(Figure record extracts)
################

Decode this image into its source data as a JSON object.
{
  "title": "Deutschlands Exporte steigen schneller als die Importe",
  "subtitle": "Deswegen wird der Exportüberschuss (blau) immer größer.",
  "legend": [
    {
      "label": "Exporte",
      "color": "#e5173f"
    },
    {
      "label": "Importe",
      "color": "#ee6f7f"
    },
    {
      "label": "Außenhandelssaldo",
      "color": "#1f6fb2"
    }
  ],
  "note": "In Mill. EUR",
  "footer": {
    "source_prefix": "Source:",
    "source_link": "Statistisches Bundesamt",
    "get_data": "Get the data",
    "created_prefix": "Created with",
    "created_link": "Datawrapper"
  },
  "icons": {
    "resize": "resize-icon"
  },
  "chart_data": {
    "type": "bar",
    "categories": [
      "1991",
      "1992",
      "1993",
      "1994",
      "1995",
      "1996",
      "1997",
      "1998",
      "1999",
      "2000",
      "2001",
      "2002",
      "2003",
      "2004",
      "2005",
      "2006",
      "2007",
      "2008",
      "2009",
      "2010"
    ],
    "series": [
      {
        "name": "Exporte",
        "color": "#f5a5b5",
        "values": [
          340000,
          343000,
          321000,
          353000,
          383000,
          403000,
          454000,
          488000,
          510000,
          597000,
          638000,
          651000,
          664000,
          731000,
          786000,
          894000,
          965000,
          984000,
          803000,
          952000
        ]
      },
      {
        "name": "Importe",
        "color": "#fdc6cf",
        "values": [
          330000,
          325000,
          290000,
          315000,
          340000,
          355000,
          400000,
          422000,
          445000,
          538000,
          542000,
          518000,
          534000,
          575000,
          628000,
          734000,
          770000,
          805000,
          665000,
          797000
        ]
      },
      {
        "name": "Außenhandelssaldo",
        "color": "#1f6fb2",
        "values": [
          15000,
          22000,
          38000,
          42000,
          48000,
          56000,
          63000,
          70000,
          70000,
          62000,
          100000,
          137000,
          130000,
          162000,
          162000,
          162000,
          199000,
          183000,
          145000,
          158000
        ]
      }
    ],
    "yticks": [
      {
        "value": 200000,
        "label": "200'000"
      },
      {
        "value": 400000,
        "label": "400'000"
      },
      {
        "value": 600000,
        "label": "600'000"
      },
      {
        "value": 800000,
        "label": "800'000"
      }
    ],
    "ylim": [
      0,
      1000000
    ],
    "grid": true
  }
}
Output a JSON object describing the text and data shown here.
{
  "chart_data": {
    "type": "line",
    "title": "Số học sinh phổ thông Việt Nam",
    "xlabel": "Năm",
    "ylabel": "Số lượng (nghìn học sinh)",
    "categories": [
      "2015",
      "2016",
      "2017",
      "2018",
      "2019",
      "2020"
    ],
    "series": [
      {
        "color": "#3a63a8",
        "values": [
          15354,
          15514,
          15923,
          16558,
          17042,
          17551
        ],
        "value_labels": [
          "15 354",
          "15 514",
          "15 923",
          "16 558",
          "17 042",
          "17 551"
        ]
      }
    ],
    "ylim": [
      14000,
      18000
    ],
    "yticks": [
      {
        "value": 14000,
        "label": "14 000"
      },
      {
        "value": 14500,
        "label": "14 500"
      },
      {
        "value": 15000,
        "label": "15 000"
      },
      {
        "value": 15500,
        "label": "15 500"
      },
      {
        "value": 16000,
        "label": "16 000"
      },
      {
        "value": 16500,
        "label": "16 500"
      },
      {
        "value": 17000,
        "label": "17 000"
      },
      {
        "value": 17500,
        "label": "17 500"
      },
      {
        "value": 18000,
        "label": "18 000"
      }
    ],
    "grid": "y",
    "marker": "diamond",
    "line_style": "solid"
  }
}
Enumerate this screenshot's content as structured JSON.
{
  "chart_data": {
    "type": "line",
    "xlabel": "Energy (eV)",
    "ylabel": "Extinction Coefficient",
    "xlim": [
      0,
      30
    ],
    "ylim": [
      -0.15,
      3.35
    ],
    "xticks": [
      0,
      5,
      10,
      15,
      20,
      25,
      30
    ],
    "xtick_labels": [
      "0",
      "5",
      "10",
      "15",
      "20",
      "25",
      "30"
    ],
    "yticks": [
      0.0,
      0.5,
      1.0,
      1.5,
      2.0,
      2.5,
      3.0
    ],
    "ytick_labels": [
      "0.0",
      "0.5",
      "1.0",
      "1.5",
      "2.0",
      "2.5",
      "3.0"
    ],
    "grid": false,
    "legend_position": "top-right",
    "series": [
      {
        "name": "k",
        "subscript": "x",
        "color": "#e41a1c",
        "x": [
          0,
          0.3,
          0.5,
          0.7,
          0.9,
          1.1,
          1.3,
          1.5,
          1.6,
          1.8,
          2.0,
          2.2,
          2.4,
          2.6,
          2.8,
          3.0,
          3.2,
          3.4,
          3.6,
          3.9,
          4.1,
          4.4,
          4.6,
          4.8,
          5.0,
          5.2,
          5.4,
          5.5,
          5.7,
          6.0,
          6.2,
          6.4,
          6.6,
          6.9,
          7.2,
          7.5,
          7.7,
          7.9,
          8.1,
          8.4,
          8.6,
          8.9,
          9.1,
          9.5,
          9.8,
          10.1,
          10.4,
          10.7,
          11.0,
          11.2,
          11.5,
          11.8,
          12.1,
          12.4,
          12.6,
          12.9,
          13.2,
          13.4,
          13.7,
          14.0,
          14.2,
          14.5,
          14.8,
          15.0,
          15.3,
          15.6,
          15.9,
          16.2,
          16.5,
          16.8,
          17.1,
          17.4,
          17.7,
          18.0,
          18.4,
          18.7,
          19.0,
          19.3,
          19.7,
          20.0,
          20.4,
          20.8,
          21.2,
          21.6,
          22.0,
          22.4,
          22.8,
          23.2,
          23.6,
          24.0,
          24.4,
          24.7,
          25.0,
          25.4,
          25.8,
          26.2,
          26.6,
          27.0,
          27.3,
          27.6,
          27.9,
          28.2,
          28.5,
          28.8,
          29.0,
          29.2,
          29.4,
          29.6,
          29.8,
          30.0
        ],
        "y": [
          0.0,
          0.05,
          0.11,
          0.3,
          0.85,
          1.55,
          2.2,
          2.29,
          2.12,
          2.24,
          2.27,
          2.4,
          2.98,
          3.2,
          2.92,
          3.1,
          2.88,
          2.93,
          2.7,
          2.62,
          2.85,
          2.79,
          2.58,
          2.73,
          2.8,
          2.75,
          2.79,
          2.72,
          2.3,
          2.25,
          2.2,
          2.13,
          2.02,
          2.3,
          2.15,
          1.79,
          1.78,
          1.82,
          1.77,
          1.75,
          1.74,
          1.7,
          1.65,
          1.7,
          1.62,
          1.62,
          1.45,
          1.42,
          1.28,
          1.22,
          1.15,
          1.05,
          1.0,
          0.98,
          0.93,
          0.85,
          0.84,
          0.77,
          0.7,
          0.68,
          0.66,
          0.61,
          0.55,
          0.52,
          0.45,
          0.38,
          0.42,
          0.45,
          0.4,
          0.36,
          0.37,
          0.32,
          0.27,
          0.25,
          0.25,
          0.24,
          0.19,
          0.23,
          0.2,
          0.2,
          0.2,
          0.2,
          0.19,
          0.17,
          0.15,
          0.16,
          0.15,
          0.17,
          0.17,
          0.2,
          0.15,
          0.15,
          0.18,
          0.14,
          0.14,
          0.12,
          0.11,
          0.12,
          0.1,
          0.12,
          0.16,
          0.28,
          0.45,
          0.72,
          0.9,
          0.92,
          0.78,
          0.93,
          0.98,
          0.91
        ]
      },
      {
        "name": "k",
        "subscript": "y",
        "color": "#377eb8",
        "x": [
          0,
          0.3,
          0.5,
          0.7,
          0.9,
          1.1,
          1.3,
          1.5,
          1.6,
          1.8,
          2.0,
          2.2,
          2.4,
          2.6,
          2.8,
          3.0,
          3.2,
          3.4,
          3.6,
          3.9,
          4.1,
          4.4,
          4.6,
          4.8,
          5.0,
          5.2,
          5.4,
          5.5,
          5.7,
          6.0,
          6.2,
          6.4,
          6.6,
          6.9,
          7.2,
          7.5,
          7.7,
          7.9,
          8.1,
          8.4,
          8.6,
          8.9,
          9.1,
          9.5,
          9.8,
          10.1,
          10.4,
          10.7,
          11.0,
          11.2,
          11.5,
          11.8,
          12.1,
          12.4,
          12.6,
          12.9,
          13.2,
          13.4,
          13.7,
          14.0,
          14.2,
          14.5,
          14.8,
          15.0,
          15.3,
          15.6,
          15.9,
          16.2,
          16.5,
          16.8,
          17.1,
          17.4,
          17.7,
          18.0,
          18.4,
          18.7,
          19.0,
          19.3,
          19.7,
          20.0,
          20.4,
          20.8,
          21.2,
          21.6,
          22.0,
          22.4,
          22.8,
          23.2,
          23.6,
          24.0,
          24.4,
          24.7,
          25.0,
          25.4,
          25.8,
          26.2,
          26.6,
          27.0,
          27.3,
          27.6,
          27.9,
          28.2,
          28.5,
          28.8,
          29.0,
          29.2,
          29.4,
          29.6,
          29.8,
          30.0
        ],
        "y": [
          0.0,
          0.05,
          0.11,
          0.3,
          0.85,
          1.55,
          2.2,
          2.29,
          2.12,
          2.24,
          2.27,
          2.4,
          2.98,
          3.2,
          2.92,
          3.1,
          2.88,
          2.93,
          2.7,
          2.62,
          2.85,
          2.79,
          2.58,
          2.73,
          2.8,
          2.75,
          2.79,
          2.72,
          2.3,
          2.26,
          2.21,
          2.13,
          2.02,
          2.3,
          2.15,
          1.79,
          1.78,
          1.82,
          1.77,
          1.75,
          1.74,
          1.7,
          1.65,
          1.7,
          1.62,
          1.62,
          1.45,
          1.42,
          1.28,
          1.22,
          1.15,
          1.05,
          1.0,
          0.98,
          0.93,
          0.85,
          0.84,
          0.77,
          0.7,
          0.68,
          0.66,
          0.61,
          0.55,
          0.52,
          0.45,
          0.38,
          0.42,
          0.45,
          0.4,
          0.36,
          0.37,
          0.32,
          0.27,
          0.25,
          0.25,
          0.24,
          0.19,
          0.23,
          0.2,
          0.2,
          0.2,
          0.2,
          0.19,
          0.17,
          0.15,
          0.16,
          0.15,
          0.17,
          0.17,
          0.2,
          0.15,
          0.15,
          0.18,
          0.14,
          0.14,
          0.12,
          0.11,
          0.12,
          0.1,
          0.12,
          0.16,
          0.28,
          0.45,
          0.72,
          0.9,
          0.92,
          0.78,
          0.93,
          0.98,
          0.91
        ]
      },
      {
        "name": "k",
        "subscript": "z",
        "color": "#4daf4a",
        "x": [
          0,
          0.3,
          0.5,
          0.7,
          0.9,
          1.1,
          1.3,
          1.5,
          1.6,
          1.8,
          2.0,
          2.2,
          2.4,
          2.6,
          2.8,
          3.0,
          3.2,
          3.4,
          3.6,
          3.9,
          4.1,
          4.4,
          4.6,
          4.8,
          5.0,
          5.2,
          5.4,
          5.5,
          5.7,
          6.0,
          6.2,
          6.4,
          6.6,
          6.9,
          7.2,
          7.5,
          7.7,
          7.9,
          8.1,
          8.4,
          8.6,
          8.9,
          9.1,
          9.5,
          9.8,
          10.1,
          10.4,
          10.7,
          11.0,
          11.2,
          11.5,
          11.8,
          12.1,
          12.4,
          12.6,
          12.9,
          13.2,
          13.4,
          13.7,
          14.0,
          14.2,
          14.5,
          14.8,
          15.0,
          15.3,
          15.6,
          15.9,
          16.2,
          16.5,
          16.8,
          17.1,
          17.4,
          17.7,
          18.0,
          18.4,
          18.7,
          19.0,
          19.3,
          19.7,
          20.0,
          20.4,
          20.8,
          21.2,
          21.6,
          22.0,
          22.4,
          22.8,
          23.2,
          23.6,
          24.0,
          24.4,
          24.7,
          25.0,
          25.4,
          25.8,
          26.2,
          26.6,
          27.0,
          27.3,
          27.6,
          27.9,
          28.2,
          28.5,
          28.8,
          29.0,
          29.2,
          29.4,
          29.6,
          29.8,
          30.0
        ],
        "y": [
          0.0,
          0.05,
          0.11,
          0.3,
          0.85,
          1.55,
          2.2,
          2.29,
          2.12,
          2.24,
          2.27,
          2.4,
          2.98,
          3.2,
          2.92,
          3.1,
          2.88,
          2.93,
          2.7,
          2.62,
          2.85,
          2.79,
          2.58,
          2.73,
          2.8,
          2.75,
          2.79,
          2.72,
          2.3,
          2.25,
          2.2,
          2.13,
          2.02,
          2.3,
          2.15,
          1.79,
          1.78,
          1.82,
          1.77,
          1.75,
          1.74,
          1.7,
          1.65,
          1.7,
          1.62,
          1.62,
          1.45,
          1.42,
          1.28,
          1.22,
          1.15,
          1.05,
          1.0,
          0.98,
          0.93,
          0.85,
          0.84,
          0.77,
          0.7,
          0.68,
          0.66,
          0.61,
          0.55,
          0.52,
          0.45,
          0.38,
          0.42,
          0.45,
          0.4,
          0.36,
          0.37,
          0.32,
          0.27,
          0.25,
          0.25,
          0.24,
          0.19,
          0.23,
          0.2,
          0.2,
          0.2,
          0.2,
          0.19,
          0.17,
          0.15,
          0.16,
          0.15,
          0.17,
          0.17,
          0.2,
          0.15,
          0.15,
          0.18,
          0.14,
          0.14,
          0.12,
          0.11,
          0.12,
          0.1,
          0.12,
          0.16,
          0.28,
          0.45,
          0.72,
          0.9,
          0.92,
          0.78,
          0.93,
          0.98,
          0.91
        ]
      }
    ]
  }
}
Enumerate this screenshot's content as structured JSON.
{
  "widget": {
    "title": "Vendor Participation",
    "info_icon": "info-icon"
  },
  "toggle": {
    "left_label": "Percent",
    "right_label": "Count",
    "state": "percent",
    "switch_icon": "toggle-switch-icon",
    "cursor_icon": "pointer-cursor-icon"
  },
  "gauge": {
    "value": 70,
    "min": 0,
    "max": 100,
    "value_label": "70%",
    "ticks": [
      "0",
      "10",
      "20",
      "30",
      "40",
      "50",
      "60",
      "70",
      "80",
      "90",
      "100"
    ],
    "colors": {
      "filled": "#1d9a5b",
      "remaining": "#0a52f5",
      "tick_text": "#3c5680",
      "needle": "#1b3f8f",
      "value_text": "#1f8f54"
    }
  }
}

################

*Given task*
Spot every line that holds "Importe" and copy it.

*Solution*
  "title": "Deutschlands Exporte steigen schneller als die Importe",
      "label": "Importe",
        "name": "Importe",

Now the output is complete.